# [Records from a data collection]
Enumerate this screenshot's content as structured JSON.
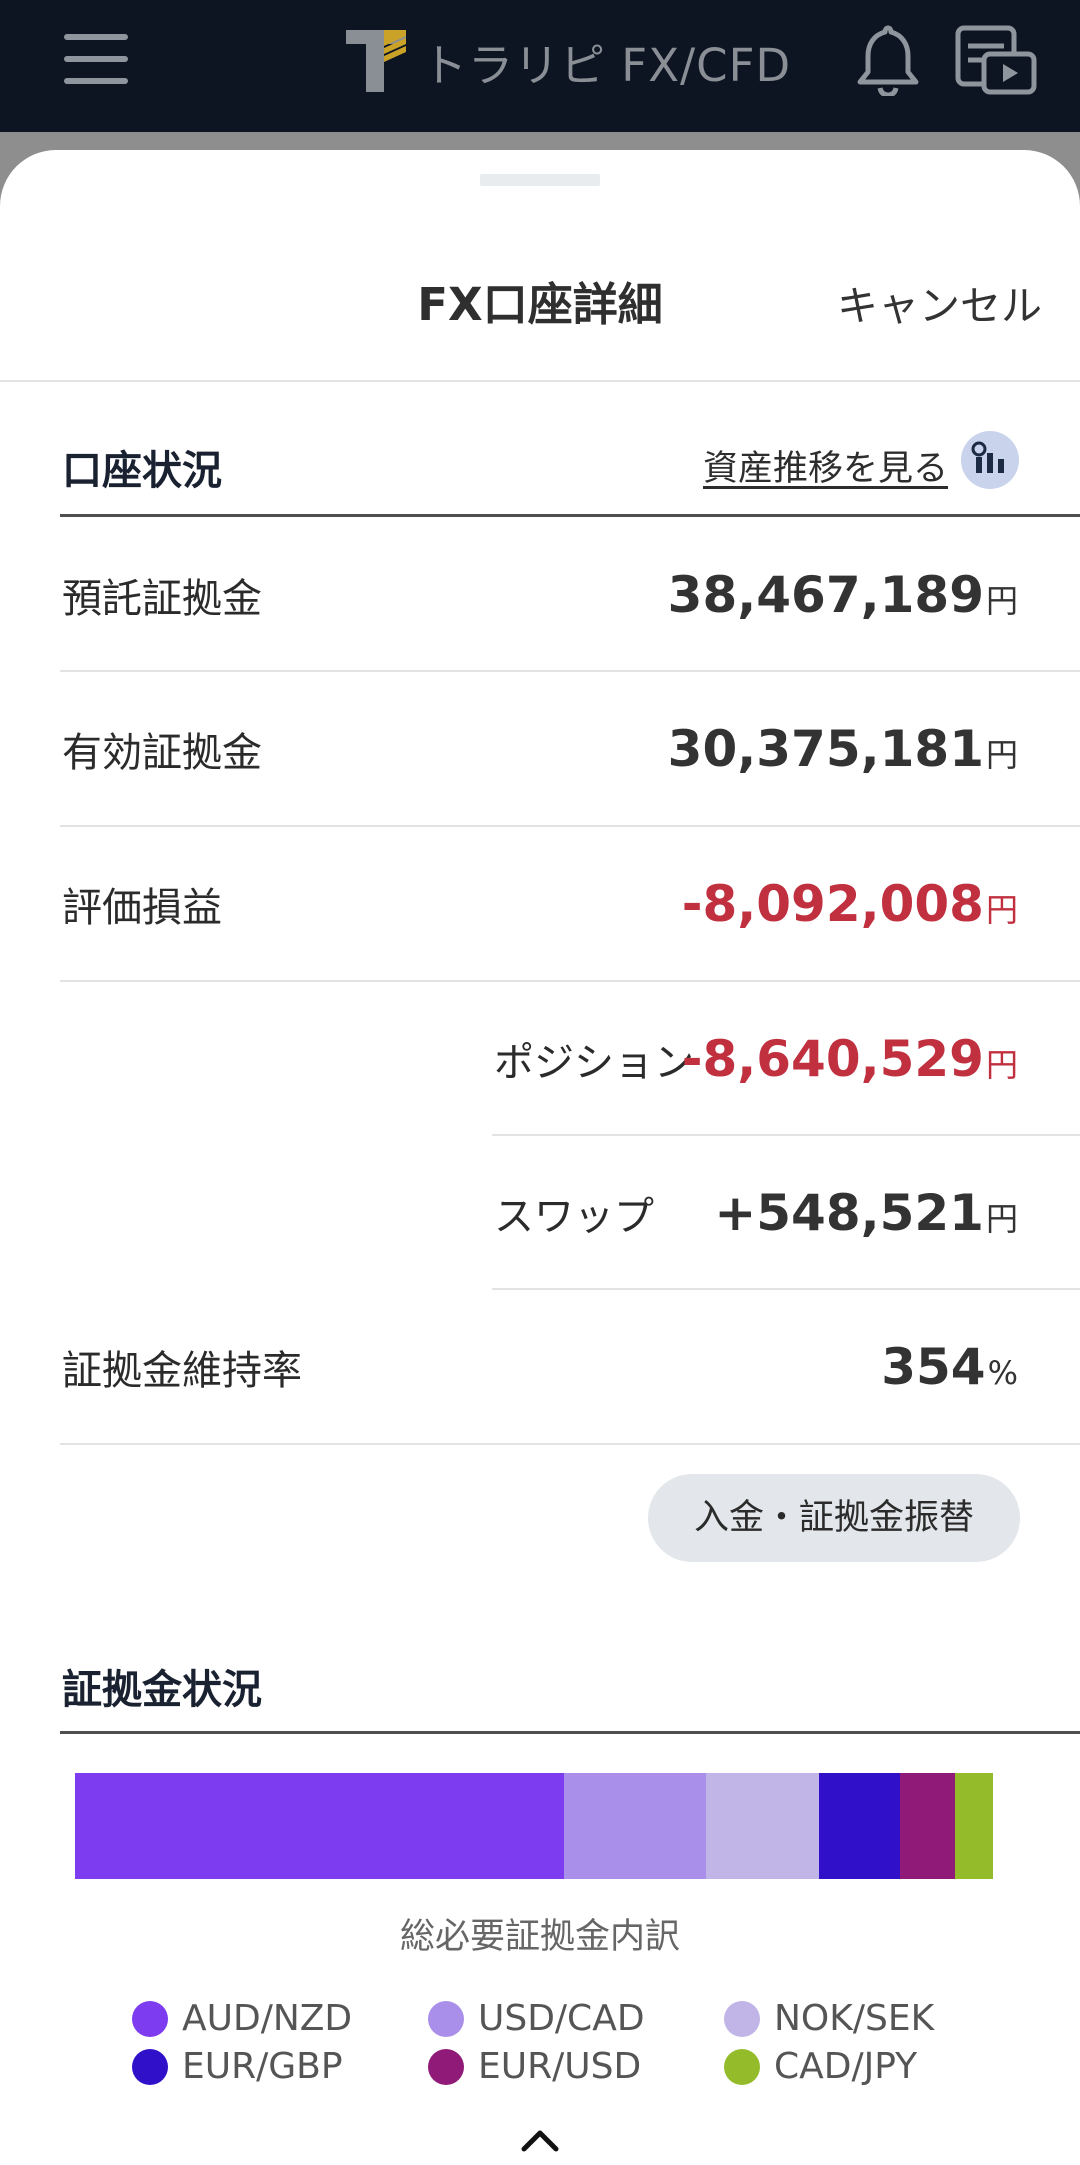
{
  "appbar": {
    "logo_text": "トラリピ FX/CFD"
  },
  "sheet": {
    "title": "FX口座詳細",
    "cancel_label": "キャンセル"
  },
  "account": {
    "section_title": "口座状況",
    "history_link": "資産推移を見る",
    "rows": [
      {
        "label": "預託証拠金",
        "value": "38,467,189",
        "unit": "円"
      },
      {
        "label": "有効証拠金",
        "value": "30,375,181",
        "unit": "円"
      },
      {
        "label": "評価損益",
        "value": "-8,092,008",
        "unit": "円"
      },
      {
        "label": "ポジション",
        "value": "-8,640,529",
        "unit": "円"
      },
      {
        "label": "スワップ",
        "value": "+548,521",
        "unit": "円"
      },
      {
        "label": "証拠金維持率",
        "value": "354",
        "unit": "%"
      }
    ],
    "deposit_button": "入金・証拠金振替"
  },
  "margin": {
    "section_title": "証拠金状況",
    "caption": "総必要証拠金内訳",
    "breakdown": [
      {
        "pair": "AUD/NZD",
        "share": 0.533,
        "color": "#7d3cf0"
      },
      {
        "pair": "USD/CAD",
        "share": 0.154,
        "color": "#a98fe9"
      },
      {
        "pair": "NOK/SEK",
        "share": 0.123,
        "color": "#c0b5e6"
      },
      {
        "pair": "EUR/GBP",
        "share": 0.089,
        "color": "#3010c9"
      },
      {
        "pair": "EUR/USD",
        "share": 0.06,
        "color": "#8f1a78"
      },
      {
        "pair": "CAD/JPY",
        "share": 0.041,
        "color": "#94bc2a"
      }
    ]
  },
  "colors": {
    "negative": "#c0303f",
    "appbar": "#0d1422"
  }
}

* * *

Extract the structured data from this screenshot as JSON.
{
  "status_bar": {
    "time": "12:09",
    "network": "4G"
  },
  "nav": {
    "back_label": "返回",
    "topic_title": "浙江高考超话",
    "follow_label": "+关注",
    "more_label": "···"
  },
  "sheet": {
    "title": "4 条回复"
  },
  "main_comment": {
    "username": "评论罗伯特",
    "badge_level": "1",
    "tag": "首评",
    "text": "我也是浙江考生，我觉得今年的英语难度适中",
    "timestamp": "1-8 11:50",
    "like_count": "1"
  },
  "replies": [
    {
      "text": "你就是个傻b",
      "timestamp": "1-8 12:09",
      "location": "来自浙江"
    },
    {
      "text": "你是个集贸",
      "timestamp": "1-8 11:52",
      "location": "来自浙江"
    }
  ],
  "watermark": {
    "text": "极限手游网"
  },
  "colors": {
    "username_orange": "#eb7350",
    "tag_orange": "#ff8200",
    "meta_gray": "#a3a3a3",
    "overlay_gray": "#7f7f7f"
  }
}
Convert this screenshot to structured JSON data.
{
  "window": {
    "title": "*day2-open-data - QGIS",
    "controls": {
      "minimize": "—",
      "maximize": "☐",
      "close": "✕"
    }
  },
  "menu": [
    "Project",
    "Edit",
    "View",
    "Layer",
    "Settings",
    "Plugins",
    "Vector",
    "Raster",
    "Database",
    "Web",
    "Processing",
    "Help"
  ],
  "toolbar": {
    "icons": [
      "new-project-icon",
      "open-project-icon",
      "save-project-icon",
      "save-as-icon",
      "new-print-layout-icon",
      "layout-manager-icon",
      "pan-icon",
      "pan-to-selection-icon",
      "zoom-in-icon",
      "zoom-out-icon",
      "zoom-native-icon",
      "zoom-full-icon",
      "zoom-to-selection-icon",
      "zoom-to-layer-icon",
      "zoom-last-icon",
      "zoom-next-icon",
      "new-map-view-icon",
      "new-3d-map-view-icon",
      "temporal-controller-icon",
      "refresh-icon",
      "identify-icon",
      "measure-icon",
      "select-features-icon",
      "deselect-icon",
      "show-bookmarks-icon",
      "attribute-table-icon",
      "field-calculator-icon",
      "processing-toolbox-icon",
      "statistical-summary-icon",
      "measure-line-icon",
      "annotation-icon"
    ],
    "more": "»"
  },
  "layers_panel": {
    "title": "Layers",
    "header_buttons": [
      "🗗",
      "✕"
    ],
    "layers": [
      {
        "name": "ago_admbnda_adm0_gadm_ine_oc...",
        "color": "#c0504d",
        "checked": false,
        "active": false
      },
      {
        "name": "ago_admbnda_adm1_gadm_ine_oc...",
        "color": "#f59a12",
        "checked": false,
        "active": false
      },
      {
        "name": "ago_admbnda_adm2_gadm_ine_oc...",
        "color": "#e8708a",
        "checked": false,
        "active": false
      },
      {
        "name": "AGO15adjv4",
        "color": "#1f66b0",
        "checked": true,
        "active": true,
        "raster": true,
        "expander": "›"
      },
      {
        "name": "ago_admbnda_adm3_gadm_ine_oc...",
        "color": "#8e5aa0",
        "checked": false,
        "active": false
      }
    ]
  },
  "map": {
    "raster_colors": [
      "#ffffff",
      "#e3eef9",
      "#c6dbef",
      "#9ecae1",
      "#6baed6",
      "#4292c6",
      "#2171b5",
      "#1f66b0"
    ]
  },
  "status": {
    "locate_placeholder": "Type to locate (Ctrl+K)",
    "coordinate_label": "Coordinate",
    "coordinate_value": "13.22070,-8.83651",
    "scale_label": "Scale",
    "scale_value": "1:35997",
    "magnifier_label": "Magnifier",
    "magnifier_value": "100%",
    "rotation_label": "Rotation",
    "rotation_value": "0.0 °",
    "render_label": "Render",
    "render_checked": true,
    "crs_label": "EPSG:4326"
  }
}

# [Work to be completed]
Gather all lines from the listing above in which "true" occurs.

# [Worked solution]
        "checked": true,
        "active": true,
        "raster": true,
    "render_checked": true,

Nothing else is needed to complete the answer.